(Job):
Count how many lines contain the word "数字媒介". Please give only the number.

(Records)
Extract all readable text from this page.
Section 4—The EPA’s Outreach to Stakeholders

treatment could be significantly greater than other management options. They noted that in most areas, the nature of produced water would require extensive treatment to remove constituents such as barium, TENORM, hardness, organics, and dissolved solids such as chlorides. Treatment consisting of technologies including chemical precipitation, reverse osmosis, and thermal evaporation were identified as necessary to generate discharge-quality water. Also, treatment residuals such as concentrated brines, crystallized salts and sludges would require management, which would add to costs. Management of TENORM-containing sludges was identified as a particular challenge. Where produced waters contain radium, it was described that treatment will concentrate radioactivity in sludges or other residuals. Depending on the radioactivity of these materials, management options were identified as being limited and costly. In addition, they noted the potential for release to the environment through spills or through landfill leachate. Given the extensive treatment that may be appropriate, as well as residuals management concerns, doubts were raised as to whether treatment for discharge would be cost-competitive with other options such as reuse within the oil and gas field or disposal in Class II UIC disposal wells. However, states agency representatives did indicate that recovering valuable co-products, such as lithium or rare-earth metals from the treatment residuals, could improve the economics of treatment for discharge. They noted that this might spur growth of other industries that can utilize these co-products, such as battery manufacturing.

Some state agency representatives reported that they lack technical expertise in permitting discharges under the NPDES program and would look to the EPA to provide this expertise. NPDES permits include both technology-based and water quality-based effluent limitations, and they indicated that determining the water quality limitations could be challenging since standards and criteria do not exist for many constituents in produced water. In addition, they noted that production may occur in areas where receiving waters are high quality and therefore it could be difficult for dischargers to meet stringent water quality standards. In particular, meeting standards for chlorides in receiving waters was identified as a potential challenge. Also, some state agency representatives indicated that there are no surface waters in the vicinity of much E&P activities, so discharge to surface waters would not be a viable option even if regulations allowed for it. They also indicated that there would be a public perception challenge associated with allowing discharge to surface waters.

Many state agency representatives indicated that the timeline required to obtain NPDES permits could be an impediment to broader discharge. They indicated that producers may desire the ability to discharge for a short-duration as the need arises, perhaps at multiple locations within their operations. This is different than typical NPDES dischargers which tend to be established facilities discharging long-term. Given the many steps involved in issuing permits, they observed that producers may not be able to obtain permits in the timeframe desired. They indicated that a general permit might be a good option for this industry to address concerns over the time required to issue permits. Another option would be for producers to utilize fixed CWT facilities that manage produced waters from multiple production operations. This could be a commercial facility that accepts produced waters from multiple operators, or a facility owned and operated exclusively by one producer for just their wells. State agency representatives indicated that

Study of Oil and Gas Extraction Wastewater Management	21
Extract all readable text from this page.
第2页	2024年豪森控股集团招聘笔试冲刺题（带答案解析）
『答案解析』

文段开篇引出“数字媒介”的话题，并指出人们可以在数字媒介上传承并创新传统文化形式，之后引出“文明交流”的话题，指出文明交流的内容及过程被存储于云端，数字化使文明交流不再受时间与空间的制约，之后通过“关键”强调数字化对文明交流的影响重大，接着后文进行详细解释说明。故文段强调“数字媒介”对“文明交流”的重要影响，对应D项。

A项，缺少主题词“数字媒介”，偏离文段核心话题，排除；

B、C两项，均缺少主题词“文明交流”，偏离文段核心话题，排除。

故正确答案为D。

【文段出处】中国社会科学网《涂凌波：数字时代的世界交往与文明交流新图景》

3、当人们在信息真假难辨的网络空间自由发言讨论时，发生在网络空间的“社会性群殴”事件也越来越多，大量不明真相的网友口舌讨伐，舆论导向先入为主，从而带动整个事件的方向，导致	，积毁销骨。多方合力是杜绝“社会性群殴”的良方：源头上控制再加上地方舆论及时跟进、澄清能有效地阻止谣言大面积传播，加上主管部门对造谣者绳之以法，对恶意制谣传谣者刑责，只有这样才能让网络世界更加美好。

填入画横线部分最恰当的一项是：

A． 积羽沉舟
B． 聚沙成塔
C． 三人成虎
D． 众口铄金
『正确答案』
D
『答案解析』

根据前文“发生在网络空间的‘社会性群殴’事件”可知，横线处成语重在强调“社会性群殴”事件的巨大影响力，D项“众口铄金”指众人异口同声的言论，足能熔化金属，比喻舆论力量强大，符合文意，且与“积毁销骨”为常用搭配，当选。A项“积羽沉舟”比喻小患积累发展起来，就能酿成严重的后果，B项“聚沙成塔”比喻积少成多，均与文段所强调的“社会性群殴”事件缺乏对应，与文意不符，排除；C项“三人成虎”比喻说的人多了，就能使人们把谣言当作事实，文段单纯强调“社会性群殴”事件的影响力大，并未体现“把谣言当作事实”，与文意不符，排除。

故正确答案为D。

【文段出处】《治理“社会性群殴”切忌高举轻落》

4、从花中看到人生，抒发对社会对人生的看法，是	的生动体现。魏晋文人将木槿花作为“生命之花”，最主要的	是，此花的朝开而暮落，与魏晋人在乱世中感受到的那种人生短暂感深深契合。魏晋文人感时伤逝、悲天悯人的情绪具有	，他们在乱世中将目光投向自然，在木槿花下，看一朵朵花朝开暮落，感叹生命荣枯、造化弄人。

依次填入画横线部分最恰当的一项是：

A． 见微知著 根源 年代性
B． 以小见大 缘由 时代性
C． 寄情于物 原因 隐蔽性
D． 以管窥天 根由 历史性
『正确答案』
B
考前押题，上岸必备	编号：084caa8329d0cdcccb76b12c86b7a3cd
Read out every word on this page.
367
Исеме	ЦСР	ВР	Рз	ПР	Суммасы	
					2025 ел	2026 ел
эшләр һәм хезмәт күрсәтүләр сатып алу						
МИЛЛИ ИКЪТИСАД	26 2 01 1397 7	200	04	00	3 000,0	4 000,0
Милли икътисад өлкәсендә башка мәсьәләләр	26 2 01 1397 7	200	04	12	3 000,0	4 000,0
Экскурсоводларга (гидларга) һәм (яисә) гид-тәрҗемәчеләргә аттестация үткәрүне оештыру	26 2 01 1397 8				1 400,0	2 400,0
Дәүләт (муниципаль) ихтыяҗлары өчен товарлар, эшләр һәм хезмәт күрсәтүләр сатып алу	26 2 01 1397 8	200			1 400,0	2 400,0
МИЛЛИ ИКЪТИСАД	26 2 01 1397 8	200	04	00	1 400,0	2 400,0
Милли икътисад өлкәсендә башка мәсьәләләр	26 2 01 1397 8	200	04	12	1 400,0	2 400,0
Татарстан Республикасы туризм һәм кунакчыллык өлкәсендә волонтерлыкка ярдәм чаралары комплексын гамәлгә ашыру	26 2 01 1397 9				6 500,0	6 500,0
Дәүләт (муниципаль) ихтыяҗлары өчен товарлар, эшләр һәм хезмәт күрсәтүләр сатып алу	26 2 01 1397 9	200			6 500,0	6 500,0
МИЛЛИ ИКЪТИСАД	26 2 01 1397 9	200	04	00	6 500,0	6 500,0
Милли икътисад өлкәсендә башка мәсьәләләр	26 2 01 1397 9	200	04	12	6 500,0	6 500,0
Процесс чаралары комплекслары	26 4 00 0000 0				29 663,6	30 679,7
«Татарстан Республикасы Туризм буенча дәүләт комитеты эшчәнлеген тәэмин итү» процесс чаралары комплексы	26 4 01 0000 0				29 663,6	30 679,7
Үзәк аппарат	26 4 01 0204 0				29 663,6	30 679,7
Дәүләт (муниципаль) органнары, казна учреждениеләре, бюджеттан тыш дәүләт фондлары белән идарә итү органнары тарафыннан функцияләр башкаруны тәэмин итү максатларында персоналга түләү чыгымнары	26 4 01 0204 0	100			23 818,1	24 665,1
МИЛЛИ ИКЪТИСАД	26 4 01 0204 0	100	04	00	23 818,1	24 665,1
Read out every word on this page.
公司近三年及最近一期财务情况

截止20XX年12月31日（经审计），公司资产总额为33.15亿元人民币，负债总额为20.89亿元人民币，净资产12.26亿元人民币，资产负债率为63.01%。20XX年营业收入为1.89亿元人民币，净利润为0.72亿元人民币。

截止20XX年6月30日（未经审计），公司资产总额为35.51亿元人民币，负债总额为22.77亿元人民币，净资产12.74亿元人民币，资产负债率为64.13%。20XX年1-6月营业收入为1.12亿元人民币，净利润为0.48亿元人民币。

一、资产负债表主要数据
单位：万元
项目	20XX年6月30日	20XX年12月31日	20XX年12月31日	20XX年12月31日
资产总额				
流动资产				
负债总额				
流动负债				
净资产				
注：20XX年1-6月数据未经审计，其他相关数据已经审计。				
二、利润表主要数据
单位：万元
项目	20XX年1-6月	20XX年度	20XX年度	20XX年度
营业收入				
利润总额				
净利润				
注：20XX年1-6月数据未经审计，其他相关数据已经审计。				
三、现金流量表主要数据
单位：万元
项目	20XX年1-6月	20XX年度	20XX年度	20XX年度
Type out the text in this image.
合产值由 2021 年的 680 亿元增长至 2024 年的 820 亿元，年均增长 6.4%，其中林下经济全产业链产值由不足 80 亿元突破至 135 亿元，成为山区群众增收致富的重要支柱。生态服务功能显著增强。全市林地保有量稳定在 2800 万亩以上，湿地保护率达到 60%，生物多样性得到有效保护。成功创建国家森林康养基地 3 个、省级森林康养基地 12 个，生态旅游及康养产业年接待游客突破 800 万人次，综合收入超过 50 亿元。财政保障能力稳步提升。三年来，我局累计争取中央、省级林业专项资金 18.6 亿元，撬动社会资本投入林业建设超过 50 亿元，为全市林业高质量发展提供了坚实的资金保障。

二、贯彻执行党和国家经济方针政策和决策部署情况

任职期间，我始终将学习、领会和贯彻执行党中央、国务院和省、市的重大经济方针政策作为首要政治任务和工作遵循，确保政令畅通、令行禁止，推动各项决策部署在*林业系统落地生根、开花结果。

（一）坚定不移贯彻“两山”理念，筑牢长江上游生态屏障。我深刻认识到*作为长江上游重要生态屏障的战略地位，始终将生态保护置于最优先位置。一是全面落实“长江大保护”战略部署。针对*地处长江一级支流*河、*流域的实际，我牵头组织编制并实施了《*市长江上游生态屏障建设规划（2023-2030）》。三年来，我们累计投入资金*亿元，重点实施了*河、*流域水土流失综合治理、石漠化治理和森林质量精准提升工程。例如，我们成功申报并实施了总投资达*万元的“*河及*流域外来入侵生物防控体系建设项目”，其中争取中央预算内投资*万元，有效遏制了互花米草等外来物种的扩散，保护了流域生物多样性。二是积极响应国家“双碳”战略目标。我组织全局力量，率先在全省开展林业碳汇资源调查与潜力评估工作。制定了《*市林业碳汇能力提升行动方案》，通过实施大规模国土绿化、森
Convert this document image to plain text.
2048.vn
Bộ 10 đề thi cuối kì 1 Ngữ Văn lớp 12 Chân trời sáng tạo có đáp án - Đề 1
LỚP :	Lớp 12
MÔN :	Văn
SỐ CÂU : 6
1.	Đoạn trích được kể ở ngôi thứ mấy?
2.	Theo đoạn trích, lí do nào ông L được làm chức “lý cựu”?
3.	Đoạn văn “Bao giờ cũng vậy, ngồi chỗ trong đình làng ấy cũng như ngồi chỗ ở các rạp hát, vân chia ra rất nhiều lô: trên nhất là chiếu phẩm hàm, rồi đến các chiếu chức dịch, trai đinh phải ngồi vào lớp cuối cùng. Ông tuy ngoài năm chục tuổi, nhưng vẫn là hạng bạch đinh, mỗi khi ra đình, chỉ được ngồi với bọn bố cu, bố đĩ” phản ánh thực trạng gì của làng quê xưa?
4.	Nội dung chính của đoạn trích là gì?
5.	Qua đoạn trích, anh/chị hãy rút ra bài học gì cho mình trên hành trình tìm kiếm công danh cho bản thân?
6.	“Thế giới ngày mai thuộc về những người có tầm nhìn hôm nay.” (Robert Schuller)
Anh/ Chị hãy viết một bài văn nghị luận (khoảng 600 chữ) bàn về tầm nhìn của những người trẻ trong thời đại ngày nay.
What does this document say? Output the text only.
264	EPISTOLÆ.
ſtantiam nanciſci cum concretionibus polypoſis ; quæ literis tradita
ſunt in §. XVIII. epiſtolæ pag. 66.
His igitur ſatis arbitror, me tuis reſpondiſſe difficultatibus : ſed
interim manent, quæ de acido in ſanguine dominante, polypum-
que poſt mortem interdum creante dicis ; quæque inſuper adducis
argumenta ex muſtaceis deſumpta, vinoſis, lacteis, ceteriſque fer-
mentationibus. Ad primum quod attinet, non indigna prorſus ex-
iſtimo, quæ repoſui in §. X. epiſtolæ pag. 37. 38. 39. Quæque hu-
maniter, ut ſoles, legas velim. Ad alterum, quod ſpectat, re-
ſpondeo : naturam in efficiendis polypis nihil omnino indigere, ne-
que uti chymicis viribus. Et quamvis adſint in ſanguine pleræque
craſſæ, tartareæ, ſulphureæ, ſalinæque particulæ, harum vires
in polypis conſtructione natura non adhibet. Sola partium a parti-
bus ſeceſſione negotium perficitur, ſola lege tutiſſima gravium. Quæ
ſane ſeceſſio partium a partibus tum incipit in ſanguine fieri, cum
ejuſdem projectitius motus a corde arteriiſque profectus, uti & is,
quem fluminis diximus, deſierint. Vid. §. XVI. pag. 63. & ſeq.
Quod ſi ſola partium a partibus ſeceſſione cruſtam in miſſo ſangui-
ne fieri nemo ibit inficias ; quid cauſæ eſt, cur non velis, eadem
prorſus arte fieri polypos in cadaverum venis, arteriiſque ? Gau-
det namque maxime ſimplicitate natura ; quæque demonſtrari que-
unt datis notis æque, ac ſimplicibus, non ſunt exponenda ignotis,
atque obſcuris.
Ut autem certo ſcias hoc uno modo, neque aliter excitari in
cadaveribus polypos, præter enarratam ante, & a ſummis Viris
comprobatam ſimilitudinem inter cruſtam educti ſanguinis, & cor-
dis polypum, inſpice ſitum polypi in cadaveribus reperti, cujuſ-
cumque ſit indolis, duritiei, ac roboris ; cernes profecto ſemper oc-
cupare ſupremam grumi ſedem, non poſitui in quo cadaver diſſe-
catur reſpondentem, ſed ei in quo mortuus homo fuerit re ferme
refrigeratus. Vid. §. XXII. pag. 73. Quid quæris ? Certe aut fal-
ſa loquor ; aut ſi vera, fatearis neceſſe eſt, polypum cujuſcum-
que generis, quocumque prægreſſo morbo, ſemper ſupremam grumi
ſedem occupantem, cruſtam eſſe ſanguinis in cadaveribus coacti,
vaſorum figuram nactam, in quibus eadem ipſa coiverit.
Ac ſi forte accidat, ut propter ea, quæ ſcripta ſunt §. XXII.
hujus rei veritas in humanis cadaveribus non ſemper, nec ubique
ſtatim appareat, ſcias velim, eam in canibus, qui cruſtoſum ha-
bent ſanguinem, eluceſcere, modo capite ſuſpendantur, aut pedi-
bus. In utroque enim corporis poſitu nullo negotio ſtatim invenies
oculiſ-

(Result for this exercise):
2